> **Directions for this task**: Find the line that contains "Give me a plain-text" and print it and every line after it, exactly, please.

> **Provided records**:
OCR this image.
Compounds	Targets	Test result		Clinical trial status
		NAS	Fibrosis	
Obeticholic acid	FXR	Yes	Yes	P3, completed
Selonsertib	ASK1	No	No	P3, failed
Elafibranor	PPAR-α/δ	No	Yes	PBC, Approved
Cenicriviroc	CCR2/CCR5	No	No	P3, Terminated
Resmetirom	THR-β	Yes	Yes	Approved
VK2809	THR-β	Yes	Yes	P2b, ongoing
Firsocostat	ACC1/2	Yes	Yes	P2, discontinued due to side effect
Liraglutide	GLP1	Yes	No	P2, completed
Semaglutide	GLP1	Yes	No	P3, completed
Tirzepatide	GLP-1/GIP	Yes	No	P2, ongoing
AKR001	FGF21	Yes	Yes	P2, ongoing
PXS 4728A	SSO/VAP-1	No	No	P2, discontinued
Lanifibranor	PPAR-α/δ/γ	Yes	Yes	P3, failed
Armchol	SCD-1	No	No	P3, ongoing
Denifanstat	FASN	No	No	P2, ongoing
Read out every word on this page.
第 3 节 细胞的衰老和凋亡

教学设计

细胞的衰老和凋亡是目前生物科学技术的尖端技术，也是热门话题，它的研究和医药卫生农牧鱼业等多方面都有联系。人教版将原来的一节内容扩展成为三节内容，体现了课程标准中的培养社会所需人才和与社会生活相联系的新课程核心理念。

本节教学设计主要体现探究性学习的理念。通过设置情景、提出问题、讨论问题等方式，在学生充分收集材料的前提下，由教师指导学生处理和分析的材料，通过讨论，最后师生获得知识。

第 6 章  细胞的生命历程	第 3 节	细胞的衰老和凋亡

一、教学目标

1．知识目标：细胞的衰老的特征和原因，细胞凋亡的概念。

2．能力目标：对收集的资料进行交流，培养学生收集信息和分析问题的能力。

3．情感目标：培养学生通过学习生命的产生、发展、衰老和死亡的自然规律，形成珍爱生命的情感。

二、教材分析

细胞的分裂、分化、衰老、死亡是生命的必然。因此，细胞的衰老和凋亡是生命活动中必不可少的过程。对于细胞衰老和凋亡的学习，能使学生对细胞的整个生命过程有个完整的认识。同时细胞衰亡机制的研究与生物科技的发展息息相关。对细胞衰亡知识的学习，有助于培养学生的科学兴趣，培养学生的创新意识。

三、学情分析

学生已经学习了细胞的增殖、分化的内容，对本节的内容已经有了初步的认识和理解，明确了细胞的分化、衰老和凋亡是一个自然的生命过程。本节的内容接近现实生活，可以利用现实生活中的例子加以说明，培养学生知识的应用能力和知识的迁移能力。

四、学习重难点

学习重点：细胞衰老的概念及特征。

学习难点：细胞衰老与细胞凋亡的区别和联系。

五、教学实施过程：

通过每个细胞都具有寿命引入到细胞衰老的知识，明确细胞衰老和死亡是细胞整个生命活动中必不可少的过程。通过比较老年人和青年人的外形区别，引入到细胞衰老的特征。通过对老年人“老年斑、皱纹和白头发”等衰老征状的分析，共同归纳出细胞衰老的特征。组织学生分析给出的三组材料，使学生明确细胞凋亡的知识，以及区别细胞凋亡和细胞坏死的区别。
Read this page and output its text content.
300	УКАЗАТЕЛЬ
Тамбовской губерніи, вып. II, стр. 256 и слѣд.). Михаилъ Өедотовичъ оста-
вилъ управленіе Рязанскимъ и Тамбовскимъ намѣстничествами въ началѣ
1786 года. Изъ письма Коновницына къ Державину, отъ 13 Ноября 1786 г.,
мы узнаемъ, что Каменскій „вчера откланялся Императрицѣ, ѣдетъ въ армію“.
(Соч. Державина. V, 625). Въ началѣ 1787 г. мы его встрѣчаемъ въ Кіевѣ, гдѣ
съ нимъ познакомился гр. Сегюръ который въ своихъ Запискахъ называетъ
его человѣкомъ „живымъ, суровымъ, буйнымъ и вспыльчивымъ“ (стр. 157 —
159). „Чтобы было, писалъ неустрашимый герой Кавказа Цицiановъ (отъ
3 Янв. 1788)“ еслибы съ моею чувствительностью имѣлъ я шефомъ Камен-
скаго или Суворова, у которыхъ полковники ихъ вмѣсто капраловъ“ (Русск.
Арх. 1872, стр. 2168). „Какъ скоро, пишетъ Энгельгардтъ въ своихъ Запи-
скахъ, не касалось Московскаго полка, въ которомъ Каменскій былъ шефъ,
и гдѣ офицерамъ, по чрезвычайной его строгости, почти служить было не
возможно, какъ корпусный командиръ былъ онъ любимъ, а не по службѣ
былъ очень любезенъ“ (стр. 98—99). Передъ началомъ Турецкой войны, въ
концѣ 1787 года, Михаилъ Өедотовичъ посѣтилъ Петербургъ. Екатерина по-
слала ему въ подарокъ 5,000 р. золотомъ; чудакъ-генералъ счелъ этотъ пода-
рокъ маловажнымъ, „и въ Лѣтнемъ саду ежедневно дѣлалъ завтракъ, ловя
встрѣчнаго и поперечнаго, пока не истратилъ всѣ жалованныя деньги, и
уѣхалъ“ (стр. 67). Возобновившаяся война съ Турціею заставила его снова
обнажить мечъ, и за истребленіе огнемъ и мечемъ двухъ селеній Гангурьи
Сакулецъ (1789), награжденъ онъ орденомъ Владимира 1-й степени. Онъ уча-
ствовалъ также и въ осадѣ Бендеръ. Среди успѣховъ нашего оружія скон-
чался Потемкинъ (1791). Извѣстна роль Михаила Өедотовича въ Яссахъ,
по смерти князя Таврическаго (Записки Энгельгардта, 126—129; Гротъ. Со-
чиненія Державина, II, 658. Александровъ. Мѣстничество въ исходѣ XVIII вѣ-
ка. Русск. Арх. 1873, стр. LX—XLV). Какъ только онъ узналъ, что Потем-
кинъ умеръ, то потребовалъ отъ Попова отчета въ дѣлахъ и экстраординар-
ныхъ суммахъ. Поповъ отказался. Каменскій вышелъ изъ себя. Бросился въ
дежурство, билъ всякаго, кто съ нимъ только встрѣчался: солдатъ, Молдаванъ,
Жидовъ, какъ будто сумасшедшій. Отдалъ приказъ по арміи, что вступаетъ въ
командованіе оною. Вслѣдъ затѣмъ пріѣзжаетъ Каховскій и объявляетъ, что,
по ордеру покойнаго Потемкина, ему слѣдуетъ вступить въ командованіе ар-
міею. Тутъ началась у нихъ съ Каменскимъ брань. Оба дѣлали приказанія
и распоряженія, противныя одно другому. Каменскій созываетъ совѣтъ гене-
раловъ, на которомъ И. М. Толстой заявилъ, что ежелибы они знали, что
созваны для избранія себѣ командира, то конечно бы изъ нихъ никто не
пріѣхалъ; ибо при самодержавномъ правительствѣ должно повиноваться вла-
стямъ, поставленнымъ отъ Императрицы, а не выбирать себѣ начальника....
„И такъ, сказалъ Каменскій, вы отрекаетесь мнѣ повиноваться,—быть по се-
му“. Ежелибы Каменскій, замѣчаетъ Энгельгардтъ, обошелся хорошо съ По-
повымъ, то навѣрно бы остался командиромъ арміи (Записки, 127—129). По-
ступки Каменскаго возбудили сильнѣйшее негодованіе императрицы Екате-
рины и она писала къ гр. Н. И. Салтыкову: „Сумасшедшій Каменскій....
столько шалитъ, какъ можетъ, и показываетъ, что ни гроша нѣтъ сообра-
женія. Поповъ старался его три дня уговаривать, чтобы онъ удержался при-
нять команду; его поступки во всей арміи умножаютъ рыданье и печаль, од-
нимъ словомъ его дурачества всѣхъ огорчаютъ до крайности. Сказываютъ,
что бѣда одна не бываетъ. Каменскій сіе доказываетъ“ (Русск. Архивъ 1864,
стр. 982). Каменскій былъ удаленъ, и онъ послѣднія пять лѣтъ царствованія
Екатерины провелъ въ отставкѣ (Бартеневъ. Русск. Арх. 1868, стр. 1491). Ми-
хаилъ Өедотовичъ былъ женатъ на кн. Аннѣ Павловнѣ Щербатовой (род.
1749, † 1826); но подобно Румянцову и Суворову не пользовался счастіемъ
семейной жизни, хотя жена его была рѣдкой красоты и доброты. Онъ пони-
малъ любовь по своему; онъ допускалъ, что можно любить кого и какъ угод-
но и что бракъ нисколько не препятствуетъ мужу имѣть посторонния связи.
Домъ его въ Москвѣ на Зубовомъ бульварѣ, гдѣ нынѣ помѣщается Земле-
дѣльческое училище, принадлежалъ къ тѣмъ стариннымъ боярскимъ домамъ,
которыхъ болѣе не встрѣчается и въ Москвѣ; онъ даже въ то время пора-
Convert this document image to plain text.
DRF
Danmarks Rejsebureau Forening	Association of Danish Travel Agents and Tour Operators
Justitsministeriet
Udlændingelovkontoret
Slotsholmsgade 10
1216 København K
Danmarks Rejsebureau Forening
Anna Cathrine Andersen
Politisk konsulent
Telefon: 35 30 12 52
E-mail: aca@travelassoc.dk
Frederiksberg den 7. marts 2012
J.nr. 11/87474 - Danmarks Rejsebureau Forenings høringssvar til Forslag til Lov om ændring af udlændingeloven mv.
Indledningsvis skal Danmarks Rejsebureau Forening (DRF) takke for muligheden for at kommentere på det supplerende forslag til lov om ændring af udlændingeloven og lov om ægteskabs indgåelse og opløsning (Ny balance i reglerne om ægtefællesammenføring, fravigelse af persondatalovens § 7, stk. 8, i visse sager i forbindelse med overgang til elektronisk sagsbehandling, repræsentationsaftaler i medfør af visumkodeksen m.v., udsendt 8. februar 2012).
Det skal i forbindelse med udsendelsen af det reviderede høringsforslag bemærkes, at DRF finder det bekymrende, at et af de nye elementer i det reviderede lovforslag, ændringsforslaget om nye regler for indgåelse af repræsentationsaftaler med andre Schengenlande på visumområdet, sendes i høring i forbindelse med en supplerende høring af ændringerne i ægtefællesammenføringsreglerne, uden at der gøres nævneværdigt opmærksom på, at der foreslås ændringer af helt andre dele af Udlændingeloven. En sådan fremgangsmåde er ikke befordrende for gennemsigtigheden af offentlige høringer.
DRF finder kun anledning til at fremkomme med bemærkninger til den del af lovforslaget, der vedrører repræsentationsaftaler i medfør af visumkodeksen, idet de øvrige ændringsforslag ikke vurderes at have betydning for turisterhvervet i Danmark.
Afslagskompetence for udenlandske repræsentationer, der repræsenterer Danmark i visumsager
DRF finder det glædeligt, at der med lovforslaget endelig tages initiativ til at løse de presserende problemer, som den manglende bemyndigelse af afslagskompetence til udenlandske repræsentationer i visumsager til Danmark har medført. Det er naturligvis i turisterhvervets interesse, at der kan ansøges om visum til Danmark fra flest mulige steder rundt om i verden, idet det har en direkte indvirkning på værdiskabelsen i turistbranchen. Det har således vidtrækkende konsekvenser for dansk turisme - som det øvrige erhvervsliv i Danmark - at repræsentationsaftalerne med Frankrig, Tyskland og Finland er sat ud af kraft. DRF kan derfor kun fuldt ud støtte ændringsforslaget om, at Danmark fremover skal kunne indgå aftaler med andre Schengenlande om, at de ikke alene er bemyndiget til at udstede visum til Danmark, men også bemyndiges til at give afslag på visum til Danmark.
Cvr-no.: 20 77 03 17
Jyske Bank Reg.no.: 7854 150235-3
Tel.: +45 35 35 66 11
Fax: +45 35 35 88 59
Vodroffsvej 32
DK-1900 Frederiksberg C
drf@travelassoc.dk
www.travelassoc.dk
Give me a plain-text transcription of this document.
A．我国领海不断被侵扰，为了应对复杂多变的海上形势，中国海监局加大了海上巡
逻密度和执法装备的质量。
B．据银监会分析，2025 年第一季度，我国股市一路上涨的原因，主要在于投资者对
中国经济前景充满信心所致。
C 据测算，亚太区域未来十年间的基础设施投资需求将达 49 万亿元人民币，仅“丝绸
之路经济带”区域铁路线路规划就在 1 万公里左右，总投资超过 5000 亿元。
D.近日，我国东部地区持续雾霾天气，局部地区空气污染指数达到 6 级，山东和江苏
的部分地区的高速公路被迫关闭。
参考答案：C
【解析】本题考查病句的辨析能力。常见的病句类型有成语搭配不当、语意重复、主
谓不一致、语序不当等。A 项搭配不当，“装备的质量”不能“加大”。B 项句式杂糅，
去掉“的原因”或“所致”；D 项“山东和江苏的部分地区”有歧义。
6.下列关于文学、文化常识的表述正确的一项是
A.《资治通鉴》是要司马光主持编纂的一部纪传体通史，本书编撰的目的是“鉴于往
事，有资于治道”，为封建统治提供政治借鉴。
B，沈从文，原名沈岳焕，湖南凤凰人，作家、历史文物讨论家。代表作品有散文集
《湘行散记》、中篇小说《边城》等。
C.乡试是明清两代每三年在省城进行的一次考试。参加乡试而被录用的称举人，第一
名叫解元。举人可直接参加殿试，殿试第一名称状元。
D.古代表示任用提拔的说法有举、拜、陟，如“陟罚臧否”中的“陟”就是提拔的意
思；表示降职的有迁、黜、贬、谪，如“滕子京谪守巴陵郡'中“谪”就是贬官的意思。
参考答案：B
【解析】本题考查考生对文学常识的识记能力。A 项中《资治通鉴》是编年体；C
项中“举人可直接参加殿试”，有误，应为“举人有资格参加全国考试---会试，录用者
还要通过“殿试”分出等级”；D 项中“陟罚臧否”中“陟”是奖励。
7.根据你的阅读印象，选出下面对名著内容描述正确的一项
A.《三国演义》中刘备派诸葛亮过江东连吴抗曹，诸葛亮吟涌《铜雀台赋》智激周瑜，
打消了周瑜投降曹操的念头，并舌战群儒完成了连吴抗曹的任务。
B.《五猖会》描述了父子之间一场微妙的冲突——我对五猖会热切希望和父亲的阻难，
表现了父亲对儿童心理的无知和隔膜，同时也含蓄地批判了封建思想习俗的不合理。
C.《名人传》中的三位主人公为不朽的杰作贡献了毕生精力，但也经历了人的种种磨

> **Written response**:
Give me a plain-text transcription of this document.
A．我国领海不断被侵扰，为了应对复杂多变的海上形势，中国海监局加大了海上巡
逻密度和执法装备的质量。
B．据银监会分析，2025 年第一季度，我国股市一路上涨的原因，主要在于投资者对
中国经济前景充满信心所致。
C 据测算，亚太区域未来十年间的基础设施投资需求将达 49 万亿元人民币，仅“丝绸
之路经济带”区域铁路线路规划就在 1 万公里左右，总投资超过 5000 亿元。
D.近日，我国东部地区持续雾霾天气，局部地区空气污染指数达到 6 级，山东和江苏
的部分地区的高速公路被迫关闭。
参考答案：C
【解析】本题考查病句的辨析能力。常见的病句类型有成语搭配不当、语意重复、主
谓不一致、语序不当等。A 项搭配不当，“装备的质量”不能“加大”。B 项句式杂糅，
去掉“的原因”或“所致”；D 项“山东和江苏的部分地区”有歧义。
6.下列关于文学、文化常识的表述正确的一项是
A.《资治通鉴》是要司马光主持编纂的一部纪传体通史，本书编撰的目的是“鉴于往
事，有资于治道”，为封建统治提供政治借鉴。
B，沈从文，原名沈岳焕，湖南凤凰人，作家、历史文物讨论家。代表作品有散文集
《湘行散记》、中篇小说《边城》等。
C.乡试是明清两代每三年在省城进行的一次考试。参加乡试而被录用的称举人，第一
名叫解元。举人可直接参加殿试，殿试第一名称状元。
D.古代表示任用提拔的说法有举、拜、陟，如“陟罚臧否”中的“陟”就是提拔的意
思；表示降职的有迁、黜、贬、谪，如“滕子京谪守巴陵郡'中“谪”就是贬官的意思。
参考答案：B
【解析】本题考查考生对文学常识的识记能力。A 项中《资治通鉴》是编年体；C
项中“举人可直接参加殿试”，有误，应为“举人有资格参加全国考试---会试，录用者
还要通过“殿试”分出等级”；D 项中“陟罚臧否”中“陟”是奖励。
7.根据你的阅读印象，选出下面对名著内容描述正确的一项
A.《三国演义》中刘备派诸葛亮过江东连吴抗曹，诸葛亮吟涌《铜雀台赋》智激周瑜，
打消了周瑜投降曹操的念头，并舌战群儒完成了连吴抗曹的任务。
B.《五猖会》描述了父子之间一场微妙的冲突——我对五猖会热切希望和父亲的阻难，
表现了父亲对儿童心理的无知和隔膜，同时也含蓄地批判了封建思想习俗的不合理。
C.《名人传》中的三位主人公为不朽的杰作贡献了毕生精力，但也经历了人的种种磨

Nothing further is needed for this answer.